Element and box listings
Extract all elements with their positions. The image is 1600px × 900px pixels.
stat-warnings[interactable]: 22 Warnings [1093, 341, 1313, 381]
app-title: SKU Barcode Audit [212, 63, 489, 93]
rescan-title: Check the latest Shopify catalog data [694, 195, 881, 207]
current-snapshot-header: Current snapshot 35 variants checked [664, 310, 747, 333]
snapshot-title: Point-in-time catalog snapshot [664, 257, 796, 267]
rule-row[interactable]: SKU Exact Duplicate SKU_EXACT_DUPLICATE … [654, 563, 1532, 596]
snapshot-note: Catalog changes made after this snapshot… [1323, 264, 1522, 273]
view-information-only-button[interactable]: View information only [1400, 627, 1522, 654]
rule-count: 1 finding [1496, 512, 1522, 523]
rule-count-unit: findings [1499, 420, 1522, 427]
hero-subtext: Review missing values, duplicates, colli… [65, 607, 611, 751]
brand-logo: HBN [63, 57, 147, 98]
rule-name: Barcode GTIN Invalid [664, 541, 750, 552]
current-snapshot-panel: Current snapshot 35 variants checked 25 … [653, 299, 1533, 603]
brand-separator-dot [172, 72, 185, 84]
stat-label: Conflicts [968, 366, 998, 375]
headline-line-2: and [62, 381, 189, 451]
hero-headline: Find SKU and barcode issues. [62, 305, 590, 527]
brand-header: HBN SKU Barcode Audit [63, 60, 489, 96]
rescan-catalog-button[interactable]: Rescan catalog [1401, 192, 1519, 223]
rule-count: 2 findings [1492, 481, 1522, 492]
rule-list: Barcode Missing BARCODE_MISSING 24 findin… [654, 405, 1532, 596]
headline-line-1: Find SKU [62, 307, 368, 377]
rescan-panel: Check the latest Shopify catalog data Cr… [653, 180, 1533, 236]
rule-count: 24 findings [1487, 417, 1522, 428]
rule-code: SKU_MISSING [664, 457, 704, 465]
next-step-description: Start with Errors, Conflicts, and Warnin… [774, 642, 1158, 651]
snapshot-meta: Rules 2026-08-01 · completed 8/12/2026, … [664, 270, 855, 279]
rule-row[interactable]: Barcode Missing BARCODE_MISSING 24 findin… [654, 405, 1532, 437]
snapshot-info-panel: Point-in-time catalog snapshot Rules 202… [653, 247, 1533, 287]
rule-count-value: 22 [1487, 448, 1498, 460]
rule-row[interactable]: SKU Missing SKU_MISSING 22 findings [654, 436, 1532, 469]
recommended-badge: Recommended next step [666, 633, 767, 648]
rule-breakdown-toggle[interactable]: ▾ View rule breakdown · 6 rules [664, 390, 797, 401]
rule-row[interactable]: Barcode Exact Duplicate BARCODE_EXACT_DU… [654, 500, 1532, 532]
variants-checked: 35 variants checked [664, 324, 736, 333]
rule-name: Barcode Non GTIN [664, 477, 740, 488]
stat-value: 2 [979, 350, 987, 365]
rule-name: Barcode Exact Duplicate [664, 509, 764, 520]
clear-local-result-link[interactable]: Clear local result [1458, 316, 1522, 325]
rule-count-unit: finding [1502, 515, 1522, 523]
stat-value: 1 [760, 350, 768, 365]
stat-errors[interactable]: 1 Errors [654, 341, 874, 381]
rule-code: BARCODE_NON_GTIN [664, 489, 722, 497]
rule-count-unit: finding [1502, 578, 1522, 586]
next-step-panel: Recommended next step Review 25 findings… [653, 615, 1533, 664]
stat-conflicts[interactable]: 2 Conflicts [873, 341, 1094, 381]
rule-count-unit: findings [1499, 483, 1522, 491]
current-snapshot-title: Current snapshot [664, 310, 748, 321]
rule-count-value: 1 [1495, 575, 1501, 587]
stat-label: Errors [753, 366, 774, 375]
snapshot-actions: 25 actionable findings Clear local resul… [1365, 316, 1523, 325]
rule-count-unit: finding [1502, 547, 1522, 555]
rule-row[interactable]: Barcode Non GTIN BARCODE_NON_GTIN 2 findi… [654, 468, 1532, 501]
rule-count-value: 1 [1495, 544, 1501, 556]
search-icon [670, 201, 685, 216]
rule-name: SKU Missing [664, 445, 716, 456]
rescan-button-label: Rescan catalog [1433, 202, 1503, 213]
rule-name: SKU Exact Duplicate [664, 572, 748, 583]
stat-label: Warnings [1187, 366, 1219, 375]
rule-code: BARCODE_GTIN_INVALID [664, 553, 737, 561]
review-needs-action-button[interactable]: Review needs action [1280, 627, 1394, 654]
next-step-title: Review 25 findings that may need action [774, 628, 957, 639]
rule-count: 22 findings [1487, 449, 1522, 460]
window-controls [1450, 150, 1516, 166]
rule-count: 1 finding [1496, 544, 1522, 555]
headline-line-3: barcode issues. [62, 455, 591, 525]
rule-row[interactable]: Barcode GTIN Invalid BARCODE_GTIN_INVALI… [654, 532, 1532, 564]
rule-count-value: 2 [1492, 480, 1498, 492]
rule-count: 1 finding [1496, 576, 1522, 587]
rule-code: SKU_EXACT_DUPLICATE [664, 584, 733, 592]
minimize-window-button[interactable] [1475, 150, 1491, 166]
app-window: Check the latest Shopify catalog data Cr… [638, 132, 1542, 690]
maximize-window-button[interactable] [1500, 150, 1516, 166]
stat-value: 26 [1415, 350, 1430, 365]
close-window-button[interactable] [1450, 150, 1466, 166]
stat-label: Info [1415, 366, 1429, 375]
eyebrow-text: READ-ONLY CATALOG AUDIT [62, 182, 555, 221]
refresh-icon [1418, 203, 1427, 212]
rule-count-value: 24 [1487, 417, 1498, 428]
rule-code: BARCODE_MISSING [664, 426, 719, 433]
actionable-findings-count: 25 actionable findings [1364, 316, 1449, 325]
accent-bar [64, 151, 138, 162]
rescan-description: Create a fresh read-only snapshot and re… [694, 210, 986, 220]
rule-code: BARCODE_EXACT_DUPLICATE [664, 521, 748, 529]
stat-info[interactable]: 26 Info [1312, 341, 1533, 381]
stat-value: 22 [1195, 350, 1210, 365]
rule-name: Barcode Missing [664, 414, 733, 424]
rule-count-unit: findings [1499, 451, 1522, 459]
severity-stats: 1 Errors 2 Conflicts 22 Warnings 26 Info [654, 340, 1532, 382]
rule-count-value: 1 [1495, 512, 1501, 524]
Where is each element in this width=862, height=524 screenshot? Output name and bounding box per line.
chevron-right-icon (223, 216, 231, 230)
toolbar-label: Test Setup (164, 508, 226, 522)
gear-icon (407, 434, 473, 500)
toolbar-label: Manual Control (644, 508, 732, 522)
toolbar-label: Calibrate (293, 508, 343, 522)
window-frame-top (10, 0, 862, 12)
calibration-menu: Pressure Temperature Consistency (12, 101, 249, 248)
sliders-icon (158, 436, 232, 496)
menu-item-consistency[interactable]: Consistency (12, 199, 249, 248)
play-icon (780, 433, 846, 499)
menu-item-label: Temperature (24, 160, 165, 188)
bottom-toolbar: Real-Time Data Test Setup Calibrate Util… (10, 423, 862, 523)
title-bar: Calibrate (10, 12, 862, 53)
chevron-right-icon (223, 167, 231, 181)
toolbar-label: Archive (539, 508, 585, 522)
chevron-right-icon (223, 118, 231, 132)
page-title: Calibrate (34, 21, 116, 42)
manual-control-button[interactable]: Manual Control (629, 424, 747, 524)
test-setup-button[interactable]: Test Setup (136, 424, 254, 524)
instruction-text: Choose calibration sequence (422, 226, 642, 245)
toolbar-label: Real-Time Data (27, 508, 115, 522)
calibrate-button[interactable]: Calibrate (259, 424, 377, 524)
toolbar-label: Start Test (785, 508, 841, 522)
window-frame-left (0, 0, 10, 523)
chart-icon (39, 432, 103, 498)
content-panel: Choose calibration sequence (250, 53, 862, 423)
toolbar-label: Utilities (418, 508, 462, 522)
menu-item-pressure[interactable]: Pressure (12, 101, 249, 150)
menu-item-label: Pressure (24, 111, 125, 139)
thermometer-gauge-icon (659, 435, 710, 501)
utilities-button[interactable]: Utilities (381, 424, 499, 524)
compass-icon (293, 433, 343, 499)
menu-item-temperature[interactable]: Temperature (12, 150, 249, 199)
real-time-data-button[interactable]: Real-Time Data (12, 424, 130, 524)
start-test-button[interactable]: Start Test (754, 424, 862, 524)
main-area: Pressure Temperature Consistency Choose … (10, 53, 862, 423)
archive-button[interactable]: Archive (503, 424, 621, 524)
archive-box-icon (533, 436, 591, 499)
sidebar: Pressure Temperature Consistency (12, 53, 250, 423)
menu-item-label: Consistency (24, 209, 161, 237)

• Aim of the exercise: Write out the records again from their first line through the line containing "rescan-title: Check the", inclusive, substituting "Review" for "Audit" and leaving everything else unchanged.

• Answer in full:
Extract all elements with their positions. The image is 1600px × 900px pixels.
stat-warnings[interactable]: 22 Warnings [1093, 341, 1313, 381]
app-title: SKU Barcode Review [212, 63, 489, 93]
rescan-title: Check the latest Shopify catalog data [694, 195, 881, 207]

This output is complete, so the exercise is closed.